**Data shown:**
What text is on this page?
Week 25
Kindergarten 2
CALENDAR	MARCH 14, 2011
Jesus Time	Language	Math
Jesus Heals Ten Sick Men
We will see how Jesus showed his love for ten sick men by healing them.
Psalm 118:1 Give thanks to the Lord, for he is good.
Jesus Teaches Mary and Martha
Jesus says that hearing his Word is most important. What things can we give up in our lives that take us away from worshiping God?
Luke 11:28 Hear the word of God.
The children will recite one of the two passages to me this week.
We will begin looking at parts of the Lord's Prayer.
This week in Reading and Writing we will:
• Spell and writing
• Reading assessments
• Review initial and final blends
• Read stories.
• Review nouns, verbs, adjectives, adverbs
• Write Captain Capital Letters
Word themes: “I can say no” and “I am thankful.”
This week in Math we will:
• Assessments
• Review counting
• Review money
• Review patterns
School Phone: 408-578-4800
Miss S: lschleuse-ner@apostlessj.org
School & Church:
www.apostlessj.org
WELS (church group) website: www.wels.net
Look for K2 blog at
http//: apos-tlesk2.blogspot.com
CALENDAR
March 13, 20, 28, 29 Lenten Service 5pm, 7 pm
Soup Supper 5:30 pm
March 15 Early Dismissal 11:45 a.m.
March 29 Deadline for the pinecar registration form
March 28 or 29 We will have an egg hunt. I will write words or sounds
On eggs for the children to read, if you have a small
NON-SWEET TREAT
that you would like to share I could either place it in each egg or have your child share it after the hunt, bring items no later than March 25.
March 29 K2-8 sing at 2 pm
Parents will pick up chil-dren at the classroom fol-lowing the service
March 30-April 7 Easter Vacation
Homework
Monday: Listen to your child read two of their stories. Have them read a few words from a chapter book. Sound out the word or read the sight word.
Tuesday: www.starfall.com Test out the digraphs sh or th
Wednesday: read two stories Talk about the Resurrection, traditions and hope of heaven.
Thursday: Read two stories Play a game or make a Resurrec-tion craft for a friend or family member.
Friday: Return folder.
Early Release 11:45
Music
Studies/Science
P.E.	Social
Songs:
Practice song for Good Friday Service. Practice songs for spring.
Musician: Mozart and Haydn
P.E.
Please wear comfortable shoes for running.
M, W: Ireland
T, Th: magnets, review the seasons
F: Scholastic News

**Exercise brief:** Could you quote the material above in full, exactly as it stands?

**Written response:**
What text is on this page?
Week 25
Kindergarten 2
CALENDAR	MARCH 14, 2011
Jesus Time	Language	Math
Jesus Heals Ten Sick Men
We will see how Jesus showed his love for ten sick men by healing them.
Psalm 118:1 Give thanks to the Lord, for he is good.
Jesus Teaches Mary and Martha
Jesus says that hearing his Word is most important. What things can we give up in our lives that take us away from worshiping God?
Luke 11:28 Hear the word of God.
The children will recite one of the two passages to me this week.
We will begin looking at parts of the Lord's Prayer.
This week in Reading and Writing we will:
• Spell and writing
• Reading assessments
• Review initial and final blends
• Read stories.
• Review nouns, verbs, adjectives, adverbs
• Write Captain Capital Letters
Word themes: “I can say no” and “I am thankful.”
This week in Math we will:
• Assessments
• Review counting
• Review money
• Review patterns
School Phone: 408-578-4800
Miss S: lschleuse-ner@apostlessj.org
School & Church:
www.apostlessj.org
WELS (church group) website: www.wels.net
Look for K2 blog at
http//: apos-tlesk2.blogspot.com
CALENDAR
March 13, 20, 28, 29 Lenten Service 5pm, 7 pm
Soup Supper 5:30 pm
March 15 Early Dismissal 11:45 a.m.
March 29 Deadline for the pinecar registration form
March 28 or 29 We will have an egg hunt. I will write words or sounds
On eggs for the children to read, if you have a small
NON-SWEET TREAT
that you would like to share I could either place it in each egg or have your child share it after the hunt, bring items no later than March 25.
March 29 K2-8 sing at 2 pm
Parents will pick up chil-dren at the classroom fol-lowing the service
March 30-April 7 Easter Vacation
Homework
Monday: Listen to your child read two of their stories. Have them read a few words from a chapter book. Sound out the word or read the sight word.
Tuesday: www.starfall.com Test out the digraphs sh or th
Wednesday: read two stories Talk about the Resurrection, traditions and hope of heaven.
Thursday: Read two stories Play a game or make a Resurrec-tion craft for a friend or family member.
Friday: Return folder.
Early Release 11:45
Music
Studies/Science
P.E.	Social
Songs:
Practice song for Good Friday Service. Practice songs for spring.
Musician: Mozart and Haydn
P.E.
Please wear comfortable shoes for running.
M, W: Ireland
T, Th: magnets, review the seasons
F: Scholastic News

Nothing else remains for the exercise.